▶ [Supplied data]:
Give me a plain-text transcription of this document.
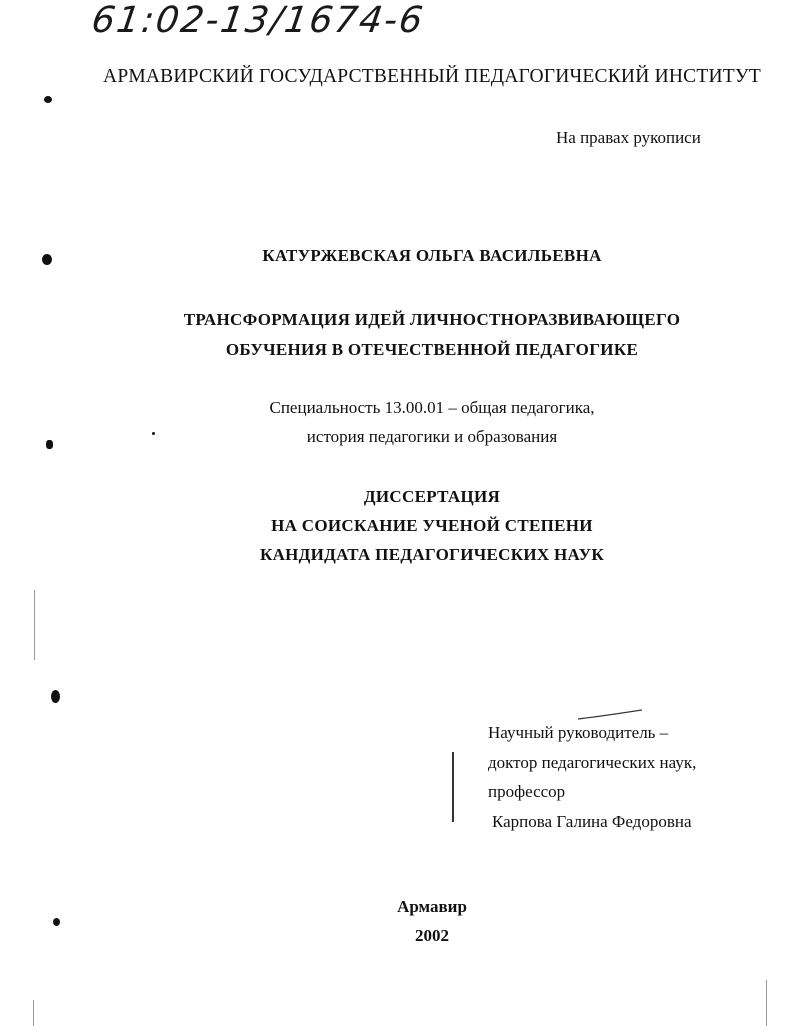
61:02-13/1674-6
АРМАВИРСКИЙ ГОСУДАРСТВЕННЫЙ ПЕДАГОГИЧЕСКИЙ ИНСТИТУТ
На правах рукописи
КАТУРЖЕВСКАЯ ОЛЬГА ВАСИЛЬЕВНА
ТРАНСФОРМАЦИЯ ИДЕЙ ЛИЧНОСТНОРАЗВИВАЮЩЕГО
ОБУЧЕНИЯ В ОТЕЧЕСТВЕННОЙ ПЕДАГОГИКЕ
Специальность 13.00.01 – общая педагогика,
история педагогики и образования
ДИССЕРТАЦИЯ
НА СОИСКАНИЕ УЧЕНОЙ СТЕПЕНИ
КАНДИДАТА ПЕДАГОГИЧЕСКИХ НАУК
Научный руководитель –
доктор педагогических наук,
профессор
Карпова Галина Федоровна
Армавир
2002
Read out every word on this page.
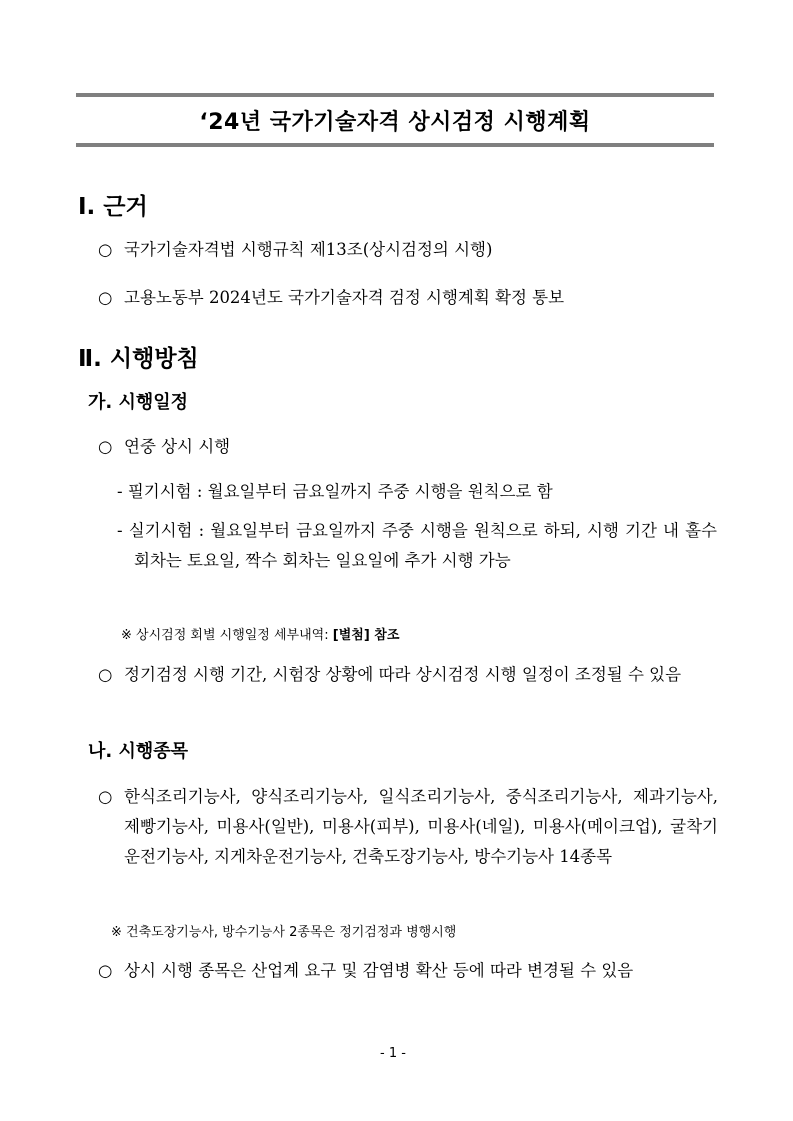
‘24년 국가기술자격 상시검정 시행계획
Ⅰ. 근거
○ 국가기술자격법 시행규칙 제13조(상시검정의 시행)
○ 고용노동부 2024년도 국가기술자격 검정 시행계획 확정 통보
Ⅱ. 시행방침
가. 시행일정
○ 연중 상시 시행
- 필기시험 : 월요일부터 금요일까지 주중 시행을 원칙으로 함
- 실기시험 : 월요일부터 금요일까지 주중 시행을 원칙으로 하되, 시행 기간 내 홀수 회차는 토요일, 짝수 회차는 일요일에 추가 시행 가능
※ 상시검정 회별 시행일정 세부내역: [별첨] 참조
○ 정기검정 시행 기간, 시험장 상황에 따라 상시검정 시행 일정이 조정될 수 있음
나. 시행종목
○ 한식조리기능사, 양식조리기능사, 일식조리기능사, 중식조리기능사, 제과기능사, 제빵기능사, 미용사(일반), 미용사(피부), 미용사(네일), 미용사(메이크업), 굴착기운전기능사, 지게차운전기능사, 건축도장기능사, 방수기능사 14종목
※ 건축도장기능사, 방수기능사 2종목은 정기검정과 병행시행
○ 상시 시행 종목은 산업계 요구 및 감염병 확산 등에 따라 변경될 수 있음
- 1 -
==
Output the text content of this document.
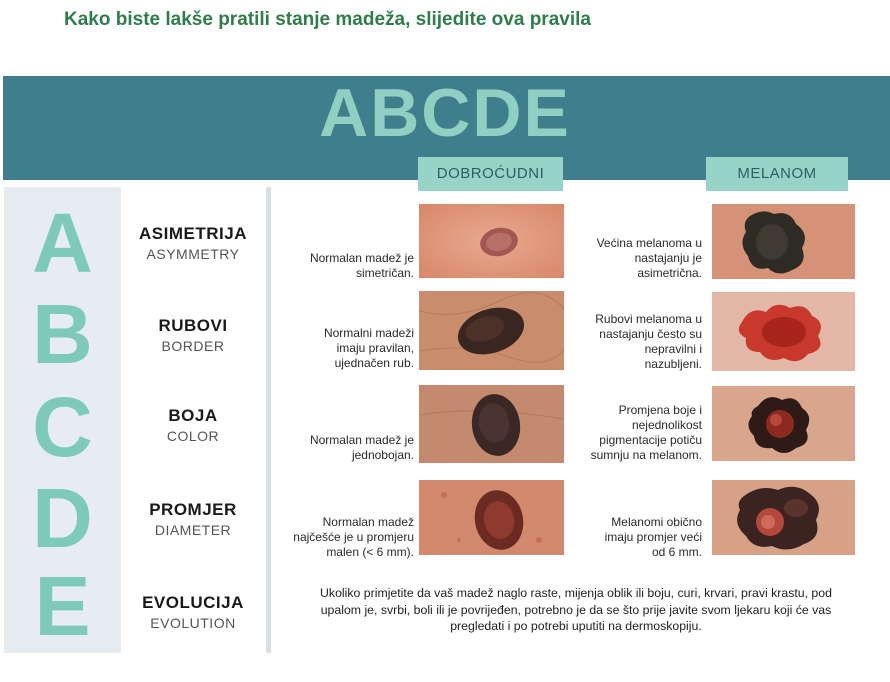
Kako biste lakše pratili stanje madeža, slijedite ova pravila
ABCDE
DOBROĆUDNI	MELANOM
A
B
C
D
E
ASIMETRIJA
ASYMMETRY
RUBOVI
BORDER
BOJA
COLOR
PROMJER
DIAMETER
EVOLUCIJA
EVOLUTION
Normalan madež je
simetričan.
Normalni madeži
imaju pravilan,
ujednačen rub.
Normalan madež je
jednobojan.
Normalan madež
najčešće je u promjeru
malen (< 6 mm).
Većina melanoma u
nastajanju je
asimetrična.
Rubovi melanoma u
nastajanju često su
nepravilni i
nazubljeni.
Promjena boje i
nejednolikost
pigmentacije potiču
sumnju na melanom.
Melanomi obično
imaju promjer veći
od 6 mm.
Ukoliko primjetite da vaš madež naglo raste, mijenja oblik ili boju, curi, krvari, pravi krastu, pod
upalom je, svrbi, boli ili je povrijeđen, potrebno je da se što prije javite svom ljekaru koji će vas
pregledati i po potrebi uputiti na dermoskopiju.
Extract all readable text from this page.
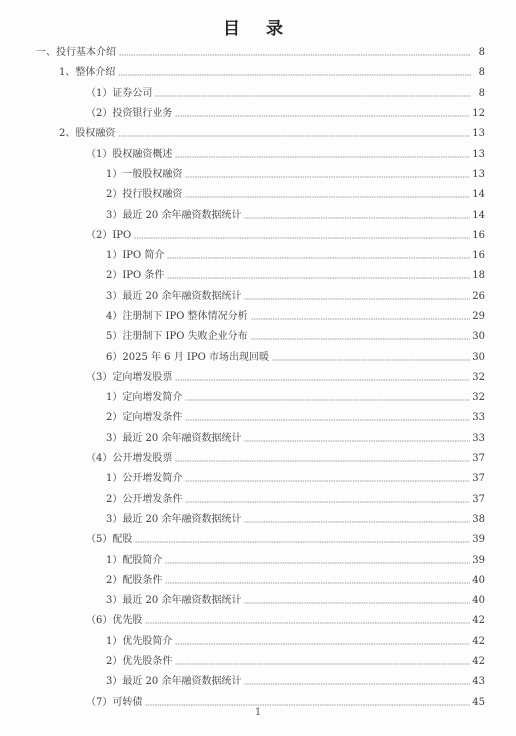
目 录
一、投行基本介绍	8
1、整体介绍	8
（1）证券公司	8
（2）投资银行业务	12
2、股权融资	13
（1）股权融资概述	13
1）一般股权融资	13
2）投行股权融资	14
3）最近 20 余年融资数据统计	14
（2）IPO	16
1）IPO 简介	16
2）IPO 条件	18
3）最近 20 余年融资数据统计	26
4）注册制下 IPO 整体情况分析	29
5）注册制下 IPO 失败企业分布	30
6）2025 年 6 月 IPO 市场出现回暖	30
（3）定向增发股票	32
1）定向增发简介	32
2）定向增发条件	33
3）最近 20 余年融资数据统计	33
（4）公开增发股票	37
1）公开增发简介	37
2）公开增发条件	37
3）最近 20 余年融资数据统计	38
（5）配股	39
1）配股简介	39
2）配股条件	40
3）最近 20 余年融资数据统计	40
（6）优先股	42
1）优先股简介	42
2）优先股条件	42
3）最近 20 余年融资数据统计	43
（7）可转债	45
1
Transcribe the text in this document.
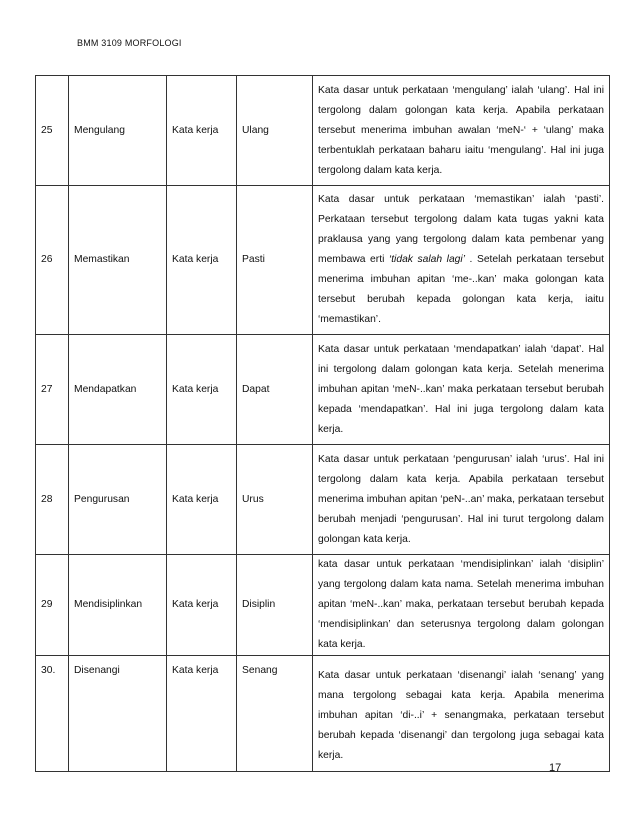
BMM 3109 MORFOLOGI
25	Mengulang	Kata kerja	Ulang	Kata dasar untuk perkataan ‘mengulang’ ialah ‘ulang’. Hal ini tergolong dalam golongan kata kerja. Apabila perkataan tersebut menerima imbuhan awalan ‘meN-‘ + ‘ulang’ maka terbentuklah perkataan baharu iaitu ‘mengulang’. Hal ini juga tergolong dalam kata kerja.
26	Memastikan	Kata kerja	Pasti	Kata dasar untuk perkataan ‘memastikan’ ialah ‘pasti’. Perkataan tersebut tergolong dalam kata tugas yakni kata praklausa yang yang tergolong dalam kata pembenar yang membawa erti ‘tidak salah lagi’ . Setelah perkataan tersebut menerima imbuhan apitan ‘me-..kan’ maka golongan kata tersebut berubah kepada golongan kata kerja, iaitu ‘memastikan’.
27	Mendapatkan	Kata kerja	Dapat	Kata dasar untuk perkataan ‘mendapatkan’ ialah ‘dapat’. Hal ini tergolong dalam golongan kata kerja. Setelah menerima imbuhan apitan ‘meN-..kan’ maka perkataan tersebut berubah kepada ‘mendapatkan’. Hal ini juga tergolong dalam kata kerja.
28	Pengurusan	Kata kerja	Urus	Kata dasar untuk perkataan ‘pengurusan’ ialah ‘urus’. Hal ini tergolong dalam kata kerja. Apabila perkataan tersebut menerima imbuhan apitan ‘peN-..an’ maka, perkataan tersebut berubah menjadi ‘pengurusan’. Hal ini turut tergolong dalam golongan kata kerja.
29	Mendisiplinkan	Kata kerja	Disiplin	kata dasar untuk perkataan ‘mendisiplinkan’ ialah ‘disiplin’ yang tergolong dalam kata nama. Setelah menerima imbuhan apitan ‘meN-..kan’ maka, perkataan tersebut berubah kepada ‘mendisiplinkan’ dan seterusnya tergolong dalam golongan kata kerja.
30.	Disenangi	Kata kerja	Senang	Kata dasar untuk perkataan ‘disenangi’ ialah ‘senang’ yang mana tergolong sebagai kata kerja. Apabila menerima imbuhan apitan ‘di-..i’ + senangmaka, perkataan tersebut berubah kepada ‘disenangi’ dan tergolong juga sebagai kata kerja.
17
...
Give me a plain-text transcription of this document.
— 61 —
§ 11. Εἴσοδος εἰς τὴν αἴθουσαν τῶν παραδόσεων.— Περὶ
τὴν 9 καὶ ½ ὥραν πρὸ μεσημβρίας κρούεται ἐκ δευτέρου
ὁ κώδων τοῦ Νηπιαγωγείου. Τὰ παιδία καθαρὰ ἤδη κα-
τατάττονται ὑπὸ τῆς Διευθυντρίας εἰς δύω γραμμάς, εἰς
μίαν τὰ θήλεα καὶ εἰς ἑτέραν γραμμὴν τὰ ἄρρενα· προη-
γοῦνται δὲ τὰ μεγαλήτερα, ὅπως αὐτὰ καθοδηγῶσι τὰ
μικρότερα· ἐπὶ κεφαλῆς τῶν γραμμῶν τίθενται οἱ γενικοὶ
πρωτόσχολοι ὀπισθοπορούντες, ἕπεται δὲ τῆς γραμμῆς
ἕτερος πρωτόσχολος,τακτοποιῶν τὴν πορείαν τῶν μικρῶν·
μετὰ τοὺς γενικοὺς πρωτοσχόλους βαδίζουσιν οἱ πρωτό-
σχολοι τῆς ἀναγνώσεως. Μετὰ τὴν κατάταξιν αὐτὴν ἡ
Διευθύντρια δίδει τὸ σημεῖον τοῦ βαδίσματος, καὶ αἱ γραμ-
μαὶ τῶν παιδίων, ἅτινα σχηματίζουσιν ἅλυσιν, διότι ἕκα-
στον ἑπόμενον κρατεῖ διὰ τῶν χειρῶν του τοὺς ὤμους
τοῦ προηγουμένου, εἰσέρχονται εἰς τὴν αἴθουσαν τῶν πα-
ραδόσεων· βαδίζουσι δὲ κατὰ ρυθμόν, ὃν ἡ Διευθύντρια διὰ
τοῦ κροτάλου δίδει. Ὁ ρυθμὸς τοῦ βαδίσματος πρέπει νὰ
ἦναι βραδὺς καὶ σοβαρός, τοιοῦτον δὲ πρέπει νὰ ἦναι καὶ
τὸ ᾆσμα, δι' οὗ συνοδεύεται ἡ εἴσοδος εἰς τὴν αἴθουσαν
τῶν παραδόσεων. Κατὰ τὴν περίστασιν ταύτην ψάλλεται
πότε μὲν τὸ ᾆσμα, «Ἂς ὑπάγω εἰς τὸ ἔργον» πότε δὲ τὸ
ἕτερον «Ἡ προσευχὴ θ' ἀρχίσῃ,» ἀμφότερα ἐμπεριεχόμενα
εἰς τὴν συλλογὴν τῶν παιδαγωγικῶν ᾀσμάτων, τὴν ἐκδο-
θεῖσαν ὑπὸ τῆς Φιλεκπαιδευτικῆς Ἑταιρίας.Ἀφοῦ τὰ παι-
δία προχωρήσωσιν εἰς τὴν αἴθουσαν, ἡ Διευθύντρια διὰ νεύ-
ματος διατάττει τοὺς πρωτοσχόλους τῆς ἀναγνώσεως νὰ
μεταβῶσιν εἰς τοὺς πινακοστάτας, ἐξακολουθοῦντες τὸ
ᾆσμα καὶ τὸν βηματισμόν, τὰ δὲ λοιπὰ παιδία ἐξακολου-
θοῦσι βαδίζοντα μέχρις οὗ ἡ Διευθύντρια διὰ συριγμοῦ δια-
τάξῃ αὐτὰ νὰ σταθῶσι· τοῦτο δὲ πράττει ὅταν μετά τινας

▶ [Short task]: Using the records above, copy every line that has the word "δίδει" in it.

▶ [Answer for the task]:
Διευθύντρια δίδει τὸ σημεῖον τοῦ βαδίσματος, καὶ αἱ γραμ-
τοῦ κροτάλου δίδει. Ὁ ρυθμὸς τοῦ βαδίσματος πρέπει νὰ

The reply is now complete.